[Figure contents as structured data]
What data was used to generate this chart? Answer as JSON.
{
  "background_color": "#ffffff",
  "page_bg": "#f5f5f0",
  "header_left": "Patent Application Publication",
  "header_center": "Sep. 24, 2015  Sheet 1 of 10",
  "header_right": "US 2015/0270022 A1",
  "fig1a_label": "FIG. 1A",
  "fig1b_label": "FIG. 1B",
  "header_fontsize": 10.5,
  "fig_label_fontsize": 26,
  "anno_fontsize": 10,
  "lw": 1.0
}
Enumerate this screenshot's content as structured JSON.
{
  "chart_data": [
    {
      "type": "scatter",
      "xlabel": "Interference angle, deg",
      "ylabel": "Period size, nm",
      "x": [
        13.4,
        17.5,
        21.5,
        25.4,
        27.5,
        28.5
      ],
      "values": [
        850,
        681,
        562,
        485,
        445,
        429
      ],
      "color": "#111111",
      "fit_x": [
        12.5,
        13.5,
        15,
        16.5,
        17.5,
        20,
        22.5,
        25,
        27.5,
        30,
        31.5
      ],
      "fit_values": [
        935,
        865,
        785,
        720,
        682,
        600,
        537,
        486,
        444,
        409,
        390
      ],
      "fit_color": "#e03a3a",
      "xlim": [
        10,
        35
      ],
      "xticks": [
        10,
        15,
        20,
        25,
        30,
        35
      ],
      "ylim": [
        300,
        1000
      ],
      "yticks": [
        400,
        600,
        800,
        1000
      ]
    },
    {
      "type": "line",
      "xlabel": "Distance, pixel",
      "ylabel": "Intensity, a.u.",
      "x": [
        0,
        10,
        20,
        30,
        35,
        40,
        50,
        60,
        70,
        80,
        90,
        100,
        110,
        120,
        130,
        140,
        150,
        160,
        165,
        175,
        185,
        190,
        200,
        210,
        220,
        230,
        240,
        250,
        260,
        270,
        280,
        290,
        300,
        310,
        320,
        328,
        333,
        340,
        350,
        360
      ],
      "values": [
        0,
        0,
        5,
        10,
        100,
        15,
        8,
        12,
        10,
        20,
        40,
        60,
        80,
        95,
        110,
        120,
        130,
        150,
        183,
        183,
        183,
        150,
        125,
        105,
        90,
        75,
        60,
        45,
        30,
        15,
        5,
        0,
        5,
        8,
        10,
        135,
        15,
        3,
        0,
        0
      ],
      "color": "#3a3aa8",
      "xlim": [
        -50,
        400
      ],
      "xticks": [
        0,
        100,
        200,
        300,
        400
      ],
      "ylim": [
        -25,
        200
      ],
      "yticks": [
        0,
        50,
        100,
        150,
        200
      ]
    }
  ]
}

◆ TASK BRIEF
Please repeat the listing exactly, with nothing left out.

◆ FINAL RESULT
What data was used to generate this chart? Answer as JSON.
{
  "background_color": "#ffffff",
  "page_bg": "#f5f5f0",
  "header_left": "Patent Application Publication",
  "header_center": "Sep. 24, 2015  Sheet 1 of 10",
  "header_right": "US 2015/0270022 A1",
  "fig1a_label": "FIG. 1A",
  "fig1b_label": "FIG. 1B",
  "header_fontsize": 10.5,
  "fig_label_fontsize": 26,
  "anno_fontsize": 10,
  "lw": 1.0
}
Enumerate this screenshot's content as structured JSON.
{
  "chart_data": [
    {
      "type": "scatter",
      "xlabel": "Interference angle, deg",
      "ylabel": "Period size, nm",
      "x": [
        13.4,
        17.5,
        21.5,
        25.4,
        27.5,
        28.5
      ],
      "values": [
        850,
        681,
        562,
        485,
        445,
        429
      ],
      "color": "#111111",
      "fit_x": [
        12.5,
        13.5,
        15,
        16.5,
        17.5,
        20,
        22.5,
        25,
        27.5,
        30,
        31.5
      ],
      "fit_values": [
        935,
        865,
        785,
        720,
        682,
        600,
        537,
        486,
        444,
        409,
        390
      ],
      "fit_color": "#e03a3a",
      "xlim": [
        10,
        35
      ],
      "xticks": [
        10,
        15,
        20,
        25,
        30,
        35
      ],
      "ylim": [
        300,
        1000
      ],
      "yticks": [
        400,
        600,
        800,
        1000
      ]
    },
    {
      "type": "line",
      "xlabel": "Distance, pixel",
      "ylabel": "Intensity, a.u.",
      "x": [
        0,
        10,
        20,
        30,
        35,
        40,
        50,
        60,
        70,
        80,
        90,
        100,
        110,
        120,
        130,
        140,
        150,
        160,
        165,
        175,
        185,
        190,
        200,
        210,
        220,
        230,
        240,
        250,
        260,
        270,
        280,
        290,
        300,
        310,
        320,
        328,
        333,
        340,
        350,
        360
      ],
      "values": [
        0,
        0,
        5,
        10,
        100,
        15,
        8,
        12,
        10,
        20,
        40,
        60,
        80,
        95,
        110,
        120,
        130,
        150,
        183,
        183,
        183,
        150,
        125,
        105,
        90,
        75,
        60,
        45,
        30,
        15,
        5,
        0,
        5,
        8,
        10,
        135,
        15,
        3,
        0,
        0
      ],
      "color": "#3a3aa8",
      "xlim": [
        -50,
        400
      ],
      "xticks": [
        0,
        100,
        200,
        300,
        400
      ],
      "ylim": [
        -25,
        200
      ],
      "yticks": [
        0,
        50,
        100,
        150,
        200
      ]
    }
  ]
}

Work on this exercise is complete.